_SET TASK_
Drop the pictures, then extract the listing word for word.

_DATASET_
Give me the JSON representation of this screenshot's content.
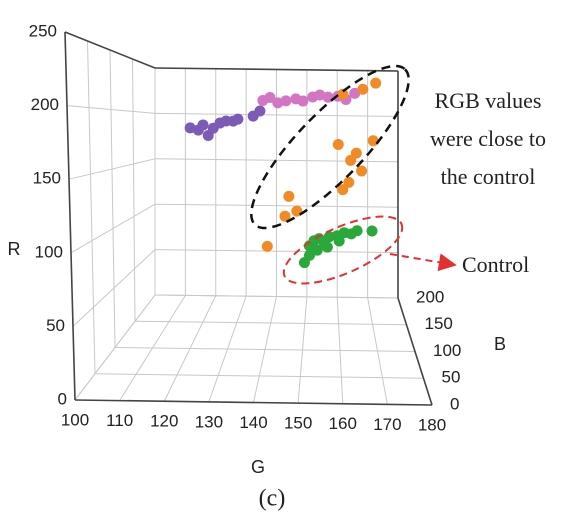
{
  "chart_data": {
    "type": "scatter3d",
    "x_label": "G",
    "y_label": "R",
    "z_label": "B",
    "xlim": [
      100,
      180
    ],
    "ylim": [
      0,
      250
    ],
    "zlim": [
      0,
      200
    ],
    "xticks": [
      100,
      110,
      120,
      130,
      140,
      150,
      160,
      170,
      180
    ],
    "yticks": [
      0,
      50,
      100,
      150,
      200,
      250
    ],
    "zticks": [
      0,
      50,
      100,
      150,
      200
    ],
    "grid": true,
    "series": [
      {
        "color": "#7b5bb5",
        "x": [
          116.8,
          119.2,
          120.6,
          122.1,
          123.6,
          125.6,
          127.4,
          129.5,
          130.9,
          135.4,
          137.4
        ],
        "y": [
          185,
          183,
          188,
          178,
          185,
          190,
          192,
          192,
          194,
          197,
          202
        ],
        "z": [
          150,
          150,
          150,
          150,
          150,
          150,
          150,
          150,
          150,
          150,
          150
        ]
      },
      {
        "color": "#d276c4",
        "x": [
          138.3,
          140.4,
          142.7,
          145.1,
          148,
          150.1,
          153,
          155.1,
          157.5,
          160.4,
          162.8,
          165.4
        ],
        "y": [
          212,
          215,
          210,
          212,
          214,
          212,
          216,
          218,
          216,
          217,
          214,
          220
        ],
        "z": [
          150,
          150,
          150,
          150,
          150,
          150,
          150,
          150,
          150,
          150,
          150,
          150
        ]
      },
      {
        "color": "#f28a25",
        "x": [
          161.9,
          167.8,
          171.6,
          160.4,
          164,
          165.7,
          167.2,
          170.7,
          163.4,
          161.6,
          145.7,
          148,
          144.5,
          139.2
        ],
        "y": [
          219,
          224,
          230,
          171,
          156,
          163,
          146,
          175,
          135,
          128,
          121,
          107,
          102,
          73
        ],
        "z": [
          150,
          150,
          150,
          150,
          150,
          150,
          150,
          150,
          150,
          150,
          150,
          150,
          150,
          150
        ]
      },
      {
        "color": "#2aa83a",
        "x": [
          151.6,
          153,
          154.5,
          156,
          157.5,
          159.8,
          161.9,
          164,
          165.7,
          170.1,
          150.1,
          151.6,
          153.9,
          156.9,
          160.4
        ],
        "y": [
          74,
          79,
          81,
          77,
          83,
          84,
          87,
          86,
          89,
          89,
          58,
          65,
          70,
          73,
          79
        ],
        "z": [
          150,
          150,
          150,
          150,
          150,
          150,
          150,
          150,
          150,
          150,
          150,
          150,
          150,
          150,
          150
        ]
      }
    ],
    "annotations": [
      {
        "lines": [
          "RGB values",
          "were close to",
          "the control"
        ]
      },
      {
        "lines": [
          "Control"
        ]
      }
    ],
    "caption": "(c)"
  }
}
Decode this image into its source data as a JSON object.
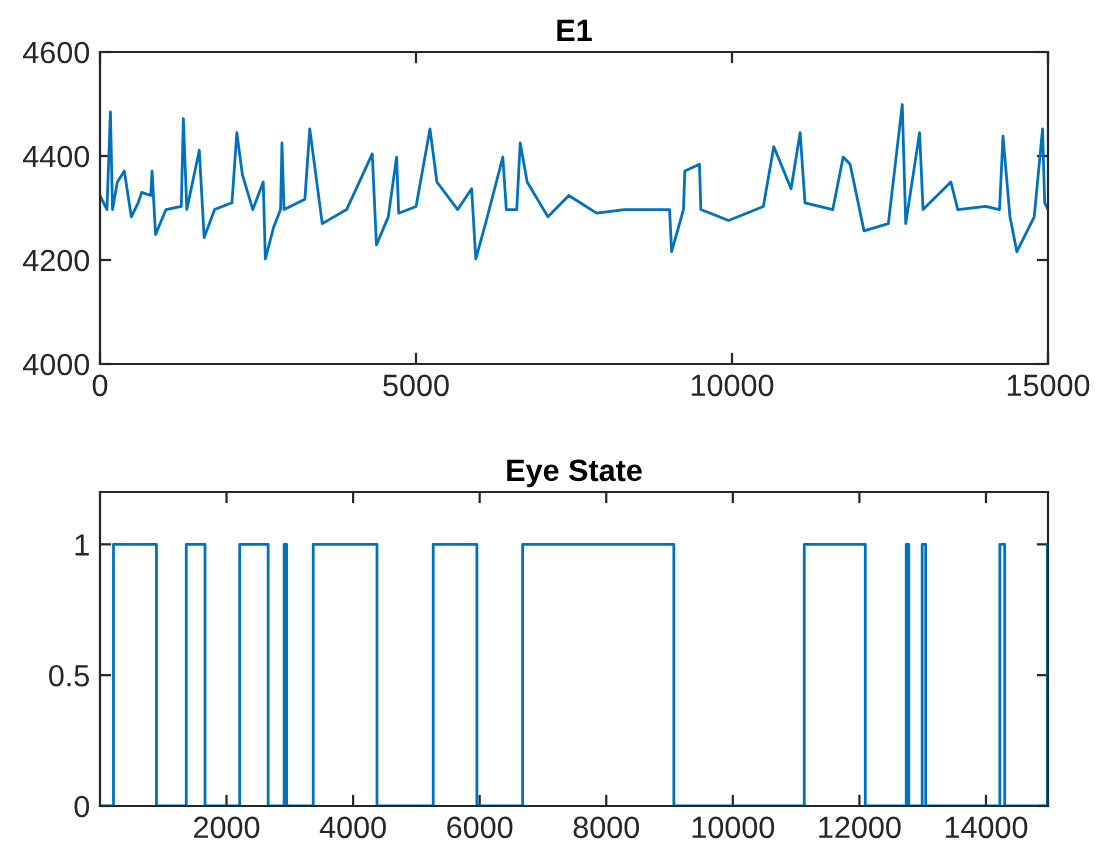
{
  "chart_data": [
    {
      "type": "line",
      "title": "E1",
      "xlim": [
        0,
        15000
      ],
      "xticks": [
        0,
        5000,
        10000,
        15000
      ],
      "ylim": [
        4000,
        4600
      ],
      "yticks": [
        4000,
        4200,
        4400,
        4600
      ],
      "grid": false,
      "legend": false,
      "series": [
        {
          "color": "#0072bd",
          "x": [
            0,
            110,
            165,
            198,
            275,
            385,
            495,
            604,
            660,
            802,
            824,
            879,
            1044,
            1286,
            1319,
            1374,
            1571,
            1648,
            1813,
            2088,
            2165,
            2253,
            2418,
            2583,
            2616,
            2747,
            2857,
            2879,
            2912,
            3242,
            3319,
            3517,
            3902,
            4308,
            4374,
            4561,
            4693,
            4726,
            5001,
            5221,
            5331,
            5660,
            5880,
            5946,
            6100,
            6374,
            6429,
            6594,
            6649,
            6759,
            7088,
            7418,
            7858,
            8297,
            9012,
            9045,
            9232,
            9254,
            9485,
            9507,
            9946,
            10496,
            10661,
            10935,
            11078,
            11155,
            11595,
            11759,
            11869,
            12089,
            12474,
            12694,
            12749,
            12968,
            13023,
            13463,
            13573,
            14013,
            14233,
            14288,
            14398,
            14507,
            14782,
            14914,
            14947,
            15000
          ],
          "values": [
            4324,
            4297,
            4485,
            4297,
            4350,
            4371,
            4283,
            4310,
            4330,
            4324,
            4371,
            4249,
            4297,
            4303,
            4472,
            4297,
            4411,
            4243,
            4297,
            4310,
            4445,
            4364,
            4297,
            4350,
            4202,
            4263,
            4297,
            4425,
            4297,
            4317,
            4452,
            4270,
            4297,
            4404,
            4229,
            4283,
            4398,
            4290,
            4303,
            4452,
            4350,
            4297,
            4337,
            4202,
            4270,
            4398,
            4297,
            4297,
            4425,
            4350,
            4283,
            4324,
            4290,
            4297,
            4297,
            4216,
            4297,
            4371,
            4384,
            4297,
            4276,
            4303,
            4418,
            4337,
            4445,
            4310,
            4297,
            4398,
            4384,
            4256,
            4270,
            4499,
            4270,
            4445,
            4297,
            4350,
            4297,
            4303,
            4297,
            4438,
            4283,
            4216,
            4283,
            4452,
            4310,
            4297
          ]
        }
      ]
    },
    {
      "type": "step",
      "title": "Eye State",
      "xlim": [
        1,
        14980
      ],
      "xticks": [
        2000,
        4000,
        6000,
        8000,
        10000,
        12000,
        14000
      ],
      "ylim": [
        0,
        1.2
      ],
      "yticks": [
        0,
        0.5,
        1
      ],
      "grid": false,
      "legend": false,
      "series": [
        {
          "color": "#0072bd",
          "x": [
            1,
            214,
            893,
            1364,
            1660,
            2208,
            2658,
            2910,
            2950,
            3370,
            4378,
            5266,
            5956,
            6679,
            9068,
            11129,
            12093,
            12740,
            12780,
            12992,
            13047,
            14219,
            14296,
            14970,
            14980
          ],
          "values": [
            0,
            1,
            0,
            1,
            0,
            1,
            0,
            1,
            0,
            1,
            0,
            1,
            0,
            1,
            0,
            1,
            0,
            1,
            0,
            1,
            0,
            1,
            0,
            1,
            1
          ]
        }
      ]
    }
  ]
}
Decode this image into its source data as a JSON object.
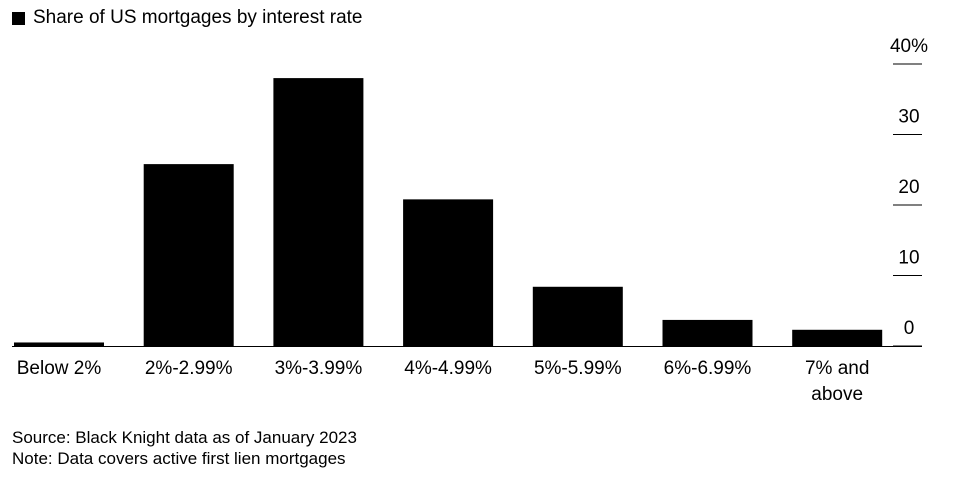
{
  "chart_data": {
    "type": "bar",
    "legend": "Share of US mortgages by interest rate",
    "categories": [
      "Below 2%",
      "2%-2.99%",
      "3%-3.99%",
      "4%-4.99%",
      "5%-5.99%",
      "6%-6.99%",
      "7% and above"
    ],
    "series": [
      {
        "name": "Share of US mortgages by interest rate",
        "values": [
          0.5,
          25.8,
          38.0,
          20.8,
          8.4,
          3.7,
          2.3
        ]
      }
    ],
    "ylim": [
      0,
      40
    ],
    "yticks": [
      0,
      10,
      20,
      30,
      40
    ],
    "ytick_labels": [
      "0",
      "10",
      "20",
      "30",
      "40%"
    ],
    "y_axis_position": "right",
    "grid": false,
    "legend_placement": "top-left",
    "color": "#000000"
  },
  "footer": {
    "source": "Source: Black Knight data as of January 2023",
    "note": "Note: Data covers active first lien mortgages"
  }
}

_TASK OUTPUT_
Give me the JSON representation of this screenshot's content.
{
  "chart_data": {
    "type": "scatter3d",
    "x_label": "G",
    "y_label": "R",
    "z_label": "B",
    "xlim": [
      100,
      180
    ],
    "ylim": [
      0,
      250
    ],
    "zlim": [
      0,
      200
    ],
    "xticks": [
      100,
      110,
      120,
      130,
      140,
      150,
      160,
      170,
      180
    ],
    "yticks": [
      0,
      50,
      100,
      150,
      200,
      250
    ],
    "zticks": [
      0,
      50,
      100,
      150,
      200
    ],
    "grid": true,
    "series": [
      {
        "color": "#7b5bb5",
        "x": [
          116.8,
          119.2,
          120.6,
          122.1,
          123.6,
          125.6,
          127.4,
          129.5,
          130.9,
          135.4,
          137.4
        ],
        "y": [
          185,
          183,
          188,
          178,
          185,
          190,
          192,
          192,
          194,
          197,
          202
        ],
        "z": [
          150,
          150,
          150,
          150,
          150,
          150,
          150,
          150,
          150,
          150,
          150
        ]
      },
      {
        "color": "#d276c4",
        "x": [
          138.3,
          140.4,
          142.7,
          145.1,
          148,
          150.1,
          153,
          155.1,
          157.5,
          160.4,
          162.8,
          165.4
        ],
        "y": [
          212,
          215,
          210,
          212,
          214,
          212,
          216,
          218,
          216,
          217,
          214,
          220
        ],
        "z": [
          150,
          150,
          150,
          150,
          150,
          150,
          150,
          150,
          150,
          150,
          150,
          150
        ]
      },
      {
        "color": "#f28a25",
        "x": [
          161.9,
          167.8,
          171.6,
          160.4,
          164,
          165.7,
          167.2,
          170.7,
          163.4,
          161.6,
          145.7,
          148,
          144.5,
          139.2
        ],
        "y": [
          219,
          224,
          230,
          171,
          156,
          163,
          146,
          175,
          135,
          128,
          121,
          107,
          102,
          73
        ],
        "z": [
          150,
          150,
          150,
          150,
          150,
          150,
          150,
          150,
          150,
          150,
          150,
          150,
          150,
          150
        ]
      },
      {
        "color": "#2aa83a",
        "x": [
          151.6,
          153,
          154.5,
          156,
          157.5,
          159.8,
          161.9,
          164,
          165.7,
          170.1,
          150.1,
          151.6,
          153.9,
          156.9,
          160.4
        ],
        "y": [
          74,
          79,
          81,
          77,
          83,
          84,
          87,
          86,
          89,
          89,
          58,
          65,
          70,
          73,
          79
        ],
        "z": [
          150,
          150,
          150,
          150,
          150,
          150,
          150,
          150,
          150,
          150,
          150,
          150,
          150,
          150,
          150
        ]
      }
    ],
    "annotations": [
      {
        "lines": [
          "RGB values",
          "were close to",
          "the control"
        ]
      },
      {
        "lines": [
          "Control"
        ]
      }
    ],
    "caption": "(c)"
  }
}
Decode this image into its source data as a JSON object.
{
  "chart_data": [
    {
      "type": "line",
      "title": "E1",
      "xlim": [
        0,
        15000
      ],
      "xticks": [
        0,
        5000,
        10000,
        15000
      ],
      "ylim": [
        4000,
        4600
      ],
      "yticks": [
        4000,
        4200,
        4400,
        4600
      ],
      "grid": false,
      "legend": false,
      "series": [
        {
          "color": "#0072bd",
          "x": [
            0,
            110,
            165,
            198,
            275,
            385,
            495,
            604,
            660,
            802,
            824,
            879,
            1044,
            1286,
            1319,
            1374,
            1571,
            1648,
            1813,
            2088,
            2165,
            2253,
            2418,
            2583,
            2616,
            2747,
            2857,
            2879,
            2912,
            3242,
            3319,
            3517,
            3902,
            4308,
            4374,
            4561,
            4693,
            4726,
            5001,
            5221,
            5331,
            5660,
            5880,
            5946,
            6100,
            6374,
            6429,
            6594,
            6649,
            6759,
            7088,
            7418,
            7858,
            8297,
            9012,
            9045,
            9232,
            9254,
            9485,
            9507,
            9946,
            10496,
            10661,
            10935,
            11078,
            11155,
            11595,
            11759,
            11869,
            12089,
            12474,
            12694,
            12749,
            12968,
            13023,
            13463,
            13573,
            14013,
            14233,
            14288,
            14398,
            14507,
            14782,
            14914,
            14947,
            15000
          ],
          "values": [
            4324,
            4297,
            4485,
            4297,
            4350,
            4371,
            4283,
            4310,
            4330,
            4324,
            4371,
            4249,
            4297,
            4303,
            4472,
            4297,
            4411,
            4243,
            4297,
            4310,
            4445,
            4364,
            4297,
            4350,
            4202,
            4263,
            4297,
            4425,
            4297,
            4317,
            4452,
            4270,
            4297,
            4404,
            4229,
            4283,
            4398,
            4290,
            4303,
            4452,
            4350,
            4297,
            4337,
            4202,
            4270,
            4398,
            4297,
            4297,
            4425,
            4350,
            4283,
            4324,
            4290,
            4297,
            4297,
            4216,
            4297,
            4371,
            4384,
            4297,
            4276,
            4303,
            4418,
            4337,
            4445,
            4310,
            4297,
            4398,
            4384,
            4256,
            4270,
            4499,
            4270,
            4445,
            4297,
            4350,
            4297,
            4303,
            4297,
            4438,
            4283,
            4216,
            4283,
            4452,
            4310,
            4297
          ]
        }
      ]
    },
    {
      "type": "step",
      "title": "Eye State",
      "xlim": [
        1,
        14980
      ],
      "xticks": [
        2000,
        4000,
        6000,
        8000,
        10000,
        12000,
        14000
      ],
      "ylim": [
        0,
        1.2
      ],
      "yticks": [
        0,
        0.5,
        1
      ],
      "grid": false,
      "legend": false,
      "series": [
        {
          "color": "#0072bd",
          "x": [
            1,
            214,
            893,
            1364,
            1660,
            2208,
            2658,
            2910,
            2950,
            3370,
            4378,
            5266,
            5956,
            6679,
            9068,
            11129,
            12093,
            12740,
            12780,
            12992,
            13047,
            14219,
            14296,
            14970,
            14980
          ],
          "values": [
            0,
            1,
            0,
            1,
            0,
            1,
            0,
            1,
            0,
            1,
            0,
            1,
            0,
            1,
            0,
            1,
            0,
            1,
            0,
            1,
            0,
            1,
            0,
            1,
            1
          ]
        }
      ]
    }
  ]
}
Decode this image into its source data as a JSON object.
{
  "chart_data": {
    "type": "bar",
    "legend": "Share of US mortgages by interest rate",
    "categories": [
      "Below 2%",
      "2%-2.99%",
      "3%-3.99%",
      "4%-4.99%",
      "5%-5.99%",
      "6%-6.99%",
      "7% and above"
    ],
    "series": [
      {
        "name": "Share of US mortgages by interest rate",
        "values": [
          0.5,
          25.8,
          38.0,
          20.8,
          8.4,
          3.7,
          2.3
        ]
      }
    ],
    "ylim": [
      0,
      40
    ],
    "yticks": [
      0,
      10,
      20,
      30,
      40
    ],
    "ytick_labels": [
      "0",
      "10",
      "20",
      "30",
      "40%"
    ],
    "y_axis_position": "right",
    "grid": false,
    "legend_placement": "top-left",
    "color": "#000000"
  },
  "footer": {
    "source": "Source: Black Knight data as of January 2023",
    "note": "Note: Data covers active first lien mortgages"
  }
}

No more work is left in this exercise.